— Start Data to use —

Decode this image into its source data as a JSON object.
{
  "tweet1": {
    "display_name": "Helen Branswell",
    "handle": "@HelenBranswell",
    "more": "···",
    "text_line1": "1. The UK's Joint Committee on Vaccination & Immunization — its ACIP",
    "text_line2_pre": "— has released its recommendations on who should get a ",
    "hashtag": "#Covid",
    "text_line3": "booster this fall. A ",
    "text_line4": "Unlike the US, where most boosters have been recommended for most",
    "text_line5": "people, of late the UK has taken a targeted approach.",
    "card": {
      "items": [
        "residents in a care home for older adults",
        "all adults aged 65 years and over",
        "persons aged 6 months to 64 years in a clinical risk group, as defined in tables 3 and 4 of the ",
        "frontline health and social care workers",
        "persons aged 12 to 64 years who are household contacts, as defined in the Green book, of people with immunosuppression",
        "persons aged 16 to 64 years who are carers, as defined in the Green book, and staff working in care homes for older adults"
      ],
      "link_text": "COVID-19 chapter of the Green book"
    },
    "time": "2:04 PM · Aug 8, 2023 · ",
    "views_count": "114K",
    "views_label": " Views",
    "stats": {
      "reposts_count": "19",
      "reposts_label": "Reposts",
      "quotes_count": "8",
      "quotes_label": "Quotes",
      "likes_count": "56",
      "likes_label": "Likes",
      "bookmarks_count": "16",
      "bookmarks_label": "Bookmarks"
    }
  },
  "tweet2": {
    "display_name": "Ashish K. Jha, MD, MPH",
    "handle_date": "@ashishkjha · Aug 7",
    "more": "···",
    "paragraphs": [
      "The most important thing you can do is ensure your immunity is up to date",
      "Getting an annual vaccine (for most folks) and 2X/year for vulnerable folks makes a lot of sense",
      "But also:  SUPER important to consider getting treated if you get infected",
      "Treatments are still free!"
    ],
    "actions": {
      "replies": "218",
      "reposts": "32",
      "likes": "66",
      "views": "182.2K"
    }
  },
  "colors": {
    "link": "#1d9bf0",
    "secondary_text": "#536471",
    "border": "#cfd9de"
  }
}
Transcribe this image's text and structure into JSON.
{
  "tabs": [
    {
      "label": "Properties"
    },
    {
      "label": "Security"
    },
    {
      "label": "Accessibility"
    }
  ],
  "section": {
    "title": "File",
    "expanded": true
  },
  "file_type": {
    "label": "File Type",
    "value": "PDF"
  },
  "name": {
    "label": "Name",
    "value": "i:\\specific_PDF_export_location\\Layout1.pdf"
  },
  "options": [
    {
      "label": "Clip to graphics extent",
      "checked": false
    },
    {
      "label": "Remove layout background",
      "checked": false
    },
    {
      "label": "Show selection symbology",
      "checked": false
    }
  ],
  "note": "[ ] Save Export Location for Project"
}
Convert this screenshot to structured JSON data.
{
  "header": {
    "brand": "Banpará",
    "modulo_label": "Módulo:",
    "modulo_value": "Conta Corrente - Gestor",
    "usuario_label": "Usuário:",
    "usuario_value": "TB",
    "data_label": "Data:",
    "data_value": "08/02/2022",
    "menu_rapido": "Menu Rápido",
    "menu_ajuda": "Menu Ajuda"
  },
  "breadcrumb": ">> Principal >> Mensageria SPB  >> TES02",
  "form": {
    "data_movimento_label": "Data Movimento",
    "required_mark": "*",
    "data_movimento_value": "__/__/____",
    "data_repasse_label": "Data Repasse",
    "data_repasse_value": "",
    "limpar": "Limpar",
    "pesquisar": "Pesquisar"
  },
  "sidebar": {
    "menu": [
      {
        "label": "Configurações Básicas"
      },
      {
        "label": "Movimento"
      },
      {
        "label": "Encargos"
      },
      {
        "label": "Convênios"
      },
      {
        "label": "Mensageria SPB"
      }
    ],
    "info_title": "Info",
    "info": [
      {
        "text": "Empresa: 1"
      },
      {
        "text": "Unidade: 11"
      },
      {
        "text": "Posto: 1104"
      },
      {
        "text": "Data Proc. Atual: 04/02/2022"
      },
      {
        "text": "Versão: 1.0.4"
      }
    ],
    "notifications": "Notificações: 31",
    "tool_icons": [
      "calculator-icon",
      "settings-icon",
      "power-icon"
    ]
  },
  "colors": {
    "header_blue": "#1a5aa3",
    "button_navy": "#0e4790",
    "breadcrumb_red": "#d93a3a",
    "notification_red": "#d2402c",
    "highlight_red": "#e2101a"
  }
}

— End Data to use —

**Task details:**
Copy out the whole listing, exactly as written.

**Solution to this exercise:**
Decode this image into its source data as a JSON object.
{
  "tweet1": {
    "display_name": "Helen Branswell",
    "handle": "@HelenBranswell",
    "more": "···",
    "text_line1": "1. The UK's Joint Committee on Vaccination & Immunization — its ACIP",
    "text_line2_pre": "— has released its recommendations on who should get a ",
    "hashtag": "#Covid",
    "text_line3": "booster this fall. A ",
    "text_line4": "Unlike the US, where most boosters have been recommended for most",
    "text_line5": "people, of late the UK has taken a targeted approach.",
    "card": {
      "items": [
        "residents in a care home for older adults",
        "all adults aged 65 years and over",
        "persons aged 6 months to 64 years in a clinical risk group, as defined in tables 3 and 4 of the ",
        "frontline health and social care workers",
        "persons aged 12 to 64 years who are household contacts, as defined in the Green book, of people with immunosuppression",
        "persons aged 16 to 64 years who are carers, as defined in the Green book, and staff working in care homes for older adults"
      ],
      "link_text": "COVID-19 chapter of the Green book"
    },
    "time": "2:04 PM · Aug 8, 2023 · ",
    "views_count": "114K",
    "views_label": " Views",
    "stats": {
      "reposts_count": "19",
      "reposts_label": "Reposts",
      "quotes_count": "8",
      "quotes_label": "Quotes",
      "likes_count": "56",
      "likes_label": "Likes",
      "bookmarks_count": "16",
      "bookmarks_label": "Bookmarks"
    }
  },
  "tweet2": {
    "display_name": "Ashish K. Jha, MD, MPH",
    "handle_date": "@ashishkjha · Aug 7",
    "more": "···",
    "paragraphs": [
      "The most important thing you can do is ensure your immunity is up to date",
      "Getting an annual vaccine (for most folks) and 2X/year for vulnerable folks makes a lot of sense",
      "But also:  SUPER important to consider getting treated if you get infected",
      "Treatments are still free!"
    ],
    "actions": {
      "replies": "218",
      "reposts": "32",
      "likes": "66",
      "views": "182.2K"
    }
  },
  "colors": {
    "link": "#1d9bf0",
    "secondary_text": "#536471",
    "border": "#cfd9de"
  }
}
Transcribe this image's text and structure into JSON.
{
  "tabs": [
    {
      "label": "Properties"
    },
    {
      "label": "Security"
    },
    {
      "label": "Accessibility"
    }
  ],
  "section": {
    "title": "File",
    "expanded": true
  },
  "file_type": {
    "label": "File Type",
    "value": "PDF"
  },
  "name": {
    "label": "Name",
    "value": "i:\\specific_PDF_export_location\\Layout1.pdf"
  },
  "options": [
    {
      "label": "Clip to graphics extent",
      "checked": false
    },
    {
      "label": "Remove layout background",
      "checked": false
    },
    {
      "label": "Show selection symbology",
      "checked": false
    }
  ],
  "note": "[ ] Save Export Location for Project"
}
Convert this screenshot to structured JSON data.
{
  "header": {
    "brand": "Banpará",
    "modulo_label": "Módulo:",
    "modulo_value": "Conta Corrente - Gestor",
    "usuario_label": "Usuário:",
    "usuario_value": "TB",
    "data_label": "Data:",
    "data_value": "08/02/2022",
    "menu_rapido": "Menu Rápido",
    "menu_ajuda": "Menu Ajuda"
  },
  "breadcrumb": ">> Principal >> Mensageria SPB  >> TES02",
  "form": {
    "data_movimento_label": "Data Movimento",
    "required_mark": "*",
    "data_movimento_value": "__/__/____",
    "data_repasse_label": "Data Repasse",
    "data_repasse_value": "",
    "limpar": "Limpar",
    "pesquisar": "Pesquisar"
  },
  "sidebar": {
    "menu": [
      {
        "label": "Configurações Básicas"
      },
      {
        "label": "Movimento"
      },
      {
        "label": "Encargos"
      },
      {
        "label": "Convênios"
      },
      {
        "label": "Mensageria SPB"
      }
    ],
    "info_title": "Info",
    "info": [
      {
        "text": "Empresa: 1"
      },
      {
        "text": "Unidade: 11"
      },
      {
        "text": "Posto: 1104"
      },
      {
        "text": "Data Proc. Atual: 04/02/2022"
      },
      {
        "text": "Versão: 1.0.4"
      }
    ],
    "notifications": "Notificações: 31",
    "tool_icons": [
      "calculator-icon",
      "settings-icon",
      "power-icon"
    ]
  },
  "colors": {
    "header_blue": "#1a5aa3",
    "button_navy": "#0e4790",
    "breadcrumb_red": "#d93a3a",
    "notification_red": "#d2402c",
    "highlight_red": "#e2101a"
  }
}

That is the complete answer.